* Tasks to complete:
- a) In the aquarium forum thread, what ammonia reading had JoshOohAh's tank shown throughout the first two weeks?
- b) Quote the aquarium forum thread, everything from "Better yet, take" down to "add the fish.".

* Text excerpt:
● ● ● ● ●
# Is this normal?



## JoshOohAh (Aug 14, 2010)

So I'm in the third week of cycling my tank and something weird happened today. So I added a beta fish to my tank the first week and then on the end of that week I changed 20% of the water. Last weekend I did another water change also 20%. I am now currently on week 3. My ammonia has been 0.25ppm through out the entire 2 weeks. I went to go test my water today and it shot all the way up to 1.0ppm. Is that normal at all? Can I expect that to go down? Should I change my carbon filter?


----------



## Big Ray (Dec 8, 2009)

Hello,
you added fish before your tank could cycle fully, and water changes just removed the food for the good bacteria.

your betta might be a goner, you should stop doing water changes till ammonia goes down to Zero. 

Better yet, take the betta out and put it in a bowl for now and change water daily, and let you tank cycle till ammonia down to zero and then add the fish.

good luck.


----------



## JoshOohAh (Aug 14, 2010)

Big Ray said:


> Hello,
> you added fish before your tank could cycle fully, and water changes just removed the food for the good bacteria.
> 
> your betta might be a goner, you should stop doing water changes till ammonia goes down to Zero.
> ...


The betta is just there to help cycle it though


----------



## Big Ray (Dec 8, 2009)

then dont do water changes, and just test your ammonia till it goes down to Zero. 

then do a water change to remove nitrates 

1 PPM is not too much to kill the betta hopefully, but in general, ammonia is toxic to fish


----------



## JoshOohAh (Aug 14, 2010)

Big Ray said:


> then dont do water changes, and just test your ammonia till it goes down to Zero.
> 
> then do a water change to remove nitrates
> 
> 1 PPM is not too much to kill the betta hopefully, but in general, ammonia is toxic to fish


Odd I tested it again and am getting a reading of .5ppm


----------



## Lee_D (Jun 11, 2010)

I've never used one of those test kits but what might explain the difference is the normal level of error involved in the test itself. If the difference between 0.5ppm and 1.0 ppm is one drop of chemical then it's not much difference at all.

Another possibilty is how you collected the sample. You may not have gotten a representative sample. If you collected your little bit of water from a spot that is higher than most of the tank due to poor circulation maybe that will cause an erratic reading.

Another possibility is that your sample container is contaminated. Ammonia is everywhere. Especially in soap. Clean your containers with lots of water before using and then rinse the container with tank water (dumping the rinse down the sink) before you collect your sample. Likely Overkill but people around here like that sort of thing 

Lee


----------



## SOUPNAZZI (Sep 24, 2010)

Josh

I went through a Fish Cycle myself, It will take longer.
You can keep the Betta in there. It will be fine
Keep up with your water changes to keep your ammonia down. You might want to up it to a 50% water change
The Bacteria will still grow but at a slower rate.. which is fine in a Fish cycle.
● ● ● ● ●
* Data provided:
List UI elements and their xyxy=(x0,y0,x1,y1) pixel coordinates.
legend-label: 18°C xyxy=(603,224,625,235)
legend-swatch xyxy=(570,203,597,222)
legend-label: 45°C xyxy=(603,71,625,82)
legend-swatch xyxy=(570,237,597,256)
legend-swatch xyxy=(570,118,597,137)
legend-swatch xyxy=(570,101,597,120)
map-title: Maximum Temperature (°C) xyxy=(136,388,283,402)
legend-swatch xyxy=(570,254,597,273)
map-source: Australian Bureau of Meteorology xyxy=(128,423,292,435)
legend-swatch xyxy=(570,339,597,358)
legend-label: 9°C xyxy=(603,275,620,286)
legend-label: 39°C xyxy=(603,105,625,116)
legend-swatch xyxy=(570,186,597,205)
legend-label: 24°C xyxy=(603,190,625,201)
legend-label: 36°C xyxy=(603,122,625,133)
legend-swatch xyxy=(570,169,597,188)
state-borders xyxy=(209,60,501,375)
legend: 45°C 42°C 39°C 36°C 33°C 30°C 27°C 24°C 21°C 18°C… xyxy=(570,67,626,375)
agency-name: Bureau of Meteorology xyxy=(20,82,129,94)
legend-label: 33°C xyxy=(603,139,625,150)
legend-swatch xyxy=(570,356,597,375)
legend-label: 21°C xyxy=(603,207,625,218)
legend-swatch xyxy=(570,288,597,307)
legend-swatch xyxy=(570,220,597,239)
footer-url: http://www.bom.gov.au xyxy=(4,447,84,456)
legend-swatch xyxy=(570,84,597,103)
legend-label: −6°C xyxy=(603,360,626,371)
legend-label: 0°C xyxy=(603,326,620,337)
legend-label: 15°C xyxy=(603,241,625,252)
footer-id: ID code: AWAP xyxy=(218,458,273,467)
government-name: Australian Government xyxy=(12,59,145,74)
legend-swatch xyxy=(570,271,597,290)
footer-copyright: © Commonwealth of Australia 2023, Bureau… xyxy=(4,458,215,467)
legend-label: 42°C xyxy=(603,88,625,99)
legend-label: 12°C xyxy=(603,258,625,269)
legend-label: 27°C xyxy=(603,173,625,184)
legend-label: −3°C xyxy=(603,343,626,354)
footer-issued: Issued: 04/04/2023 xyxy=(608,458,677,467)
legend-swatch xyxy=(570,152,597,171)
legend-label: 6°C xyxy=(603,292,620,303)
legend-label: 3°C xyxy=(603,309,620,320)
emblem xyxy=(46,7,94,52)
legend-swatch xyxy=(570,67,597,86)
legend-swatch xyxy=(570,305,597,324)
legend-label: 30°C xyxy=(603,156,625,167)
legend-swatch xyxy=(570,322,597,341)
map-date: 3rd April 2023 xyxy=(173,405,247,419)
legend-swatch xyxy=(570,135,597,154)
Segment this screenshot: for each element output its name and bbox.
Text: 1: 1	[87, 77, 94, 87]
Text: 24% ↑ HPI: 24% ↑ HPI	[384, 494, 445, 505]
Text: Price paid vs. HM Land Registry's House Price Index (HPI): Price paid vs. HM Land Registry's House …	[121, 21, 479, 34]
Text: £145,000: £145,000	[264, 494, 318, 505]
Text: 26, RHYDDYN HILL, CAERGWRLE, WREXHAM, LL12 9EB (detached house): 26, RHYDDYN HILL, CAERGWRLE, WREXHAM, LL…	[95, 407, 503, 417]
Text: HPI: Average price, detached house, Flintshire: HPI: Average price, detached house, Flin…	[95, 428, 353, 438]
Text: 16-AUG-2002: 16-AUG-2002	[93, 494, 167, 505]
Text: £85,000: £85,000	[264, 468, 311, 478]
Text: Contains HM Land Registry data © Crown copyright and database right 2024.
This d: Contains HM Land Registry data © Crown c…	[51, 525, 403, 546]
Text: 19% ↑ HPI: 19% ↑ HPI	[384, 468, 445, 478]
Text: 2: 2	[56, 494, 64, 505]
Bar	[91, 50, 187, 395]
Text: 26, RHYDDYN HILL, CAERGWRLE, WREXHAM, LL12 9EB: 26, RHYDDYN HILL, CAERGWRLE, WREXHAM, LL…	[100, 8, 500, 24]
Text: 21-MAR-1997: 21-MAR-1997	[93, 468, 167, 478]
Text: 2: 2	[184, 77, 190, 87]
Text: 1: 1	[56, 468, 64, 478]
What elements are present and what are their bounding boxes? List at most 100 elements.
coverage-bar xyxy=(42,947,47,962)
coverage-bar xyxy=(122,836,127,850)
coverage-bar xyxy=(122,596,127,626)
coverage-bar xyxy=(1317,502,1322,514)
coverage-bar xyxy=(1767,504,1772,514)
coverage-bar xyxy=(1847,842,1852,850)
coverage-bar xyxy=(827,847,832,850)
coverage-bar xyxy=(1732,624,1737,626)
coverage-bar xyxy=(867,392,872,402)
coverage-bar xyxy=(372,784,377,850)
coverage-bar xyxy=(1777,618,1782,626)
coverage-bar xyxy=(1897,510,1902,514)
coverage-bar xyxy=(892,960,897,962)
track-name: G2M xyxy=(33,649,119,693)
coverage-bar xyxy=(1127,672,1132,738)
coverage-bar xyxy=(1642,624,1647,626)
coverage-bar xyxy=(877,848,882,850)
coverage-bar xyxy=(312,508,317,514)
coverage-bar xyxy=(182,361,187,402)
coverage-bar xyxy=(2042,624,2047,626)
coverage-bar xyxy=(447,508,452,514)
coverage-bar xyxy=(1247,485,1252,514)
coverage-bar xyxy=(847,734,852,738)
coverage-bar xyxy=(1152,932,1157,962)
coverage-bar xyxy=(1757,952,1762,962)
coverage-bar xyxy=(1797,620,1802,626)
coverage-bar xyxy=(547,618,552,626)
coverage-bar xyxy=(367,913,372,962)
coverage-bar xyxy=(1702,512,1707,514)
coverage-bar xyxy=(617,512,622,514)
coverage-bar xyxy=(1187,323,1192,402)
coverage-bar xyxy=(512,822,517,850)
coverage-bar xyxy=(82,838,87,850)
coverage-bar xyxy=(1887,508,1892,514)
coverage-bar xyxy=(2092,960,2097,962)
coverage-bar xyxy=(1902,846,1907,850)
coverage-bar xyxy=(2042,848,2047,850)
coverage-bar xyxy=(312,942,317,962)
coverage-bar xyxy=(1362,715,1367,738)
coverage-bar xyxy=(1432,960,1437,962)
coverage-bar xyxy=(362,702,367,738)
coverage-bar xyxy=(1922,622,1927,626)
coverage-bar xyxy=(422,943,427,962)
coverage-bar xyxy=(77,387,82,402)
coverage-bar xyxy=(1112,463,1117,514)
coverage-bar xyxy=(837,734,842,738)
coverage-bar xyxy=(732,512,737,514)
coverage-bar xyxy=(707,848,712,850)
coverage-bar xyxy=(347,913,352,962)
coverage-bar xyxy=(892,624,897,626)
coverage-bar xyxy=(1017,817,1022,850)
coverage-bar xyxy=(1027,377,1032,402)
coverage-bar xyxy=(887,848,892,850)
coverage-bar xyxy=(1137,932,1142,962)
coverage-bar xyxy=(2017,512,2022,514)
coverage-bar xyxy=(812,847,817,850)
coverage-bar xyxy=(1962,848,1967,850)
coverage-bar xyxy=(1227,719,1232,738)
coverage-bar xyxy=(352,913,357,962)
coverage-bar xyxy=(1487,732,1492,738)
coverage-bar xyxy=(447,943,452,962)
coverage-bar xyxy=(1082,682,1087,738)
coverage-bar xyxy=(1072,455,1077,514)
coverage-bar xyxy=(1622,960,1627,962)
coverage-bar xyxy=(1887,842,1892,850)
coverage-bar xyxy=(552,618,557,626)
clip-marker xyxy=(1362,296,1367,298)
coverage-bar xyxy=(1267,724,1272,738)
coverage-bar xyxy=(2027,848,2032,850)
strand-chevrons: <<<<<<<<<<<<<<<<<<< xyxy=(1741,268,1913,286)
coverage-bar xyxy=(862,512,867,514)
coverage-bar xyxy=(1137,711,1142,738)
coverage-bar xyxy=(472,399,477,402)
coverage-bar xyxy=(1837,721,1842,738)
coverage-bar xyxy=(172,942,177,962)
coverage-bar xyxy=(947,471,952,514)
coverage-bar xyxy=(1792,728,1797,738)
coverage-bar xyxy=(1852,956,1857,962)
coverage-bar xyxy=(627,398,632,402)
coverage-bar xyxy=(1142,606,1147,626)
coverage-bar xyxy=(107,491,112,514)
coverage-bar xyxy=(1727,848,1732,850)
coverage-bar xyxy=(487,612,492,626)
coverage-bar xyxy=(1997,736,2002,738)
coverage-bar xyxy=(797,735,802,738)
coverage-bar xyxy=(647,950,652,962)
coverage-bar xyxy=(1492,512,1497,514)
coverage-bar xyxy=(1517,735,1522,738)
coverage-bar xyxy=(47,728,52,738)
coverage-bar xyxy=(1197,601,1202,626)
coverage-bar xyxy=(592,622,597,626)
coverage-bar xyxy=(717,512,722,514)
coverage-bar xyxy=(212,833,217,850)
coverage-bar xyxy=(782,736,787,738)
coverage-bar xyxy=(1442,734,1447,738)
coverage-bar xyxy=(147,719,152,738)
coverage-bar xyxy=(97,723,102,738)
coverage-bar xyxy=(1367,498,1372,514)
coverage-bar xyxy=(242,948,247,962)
● ● ● ● ●
* Solutions in order:
- a) 0.25ppm

- b)
Better yet, take the betta out and put it in a bowl for now and change water daily, and let you tank cycle till ammonia down to zero and then add the fish.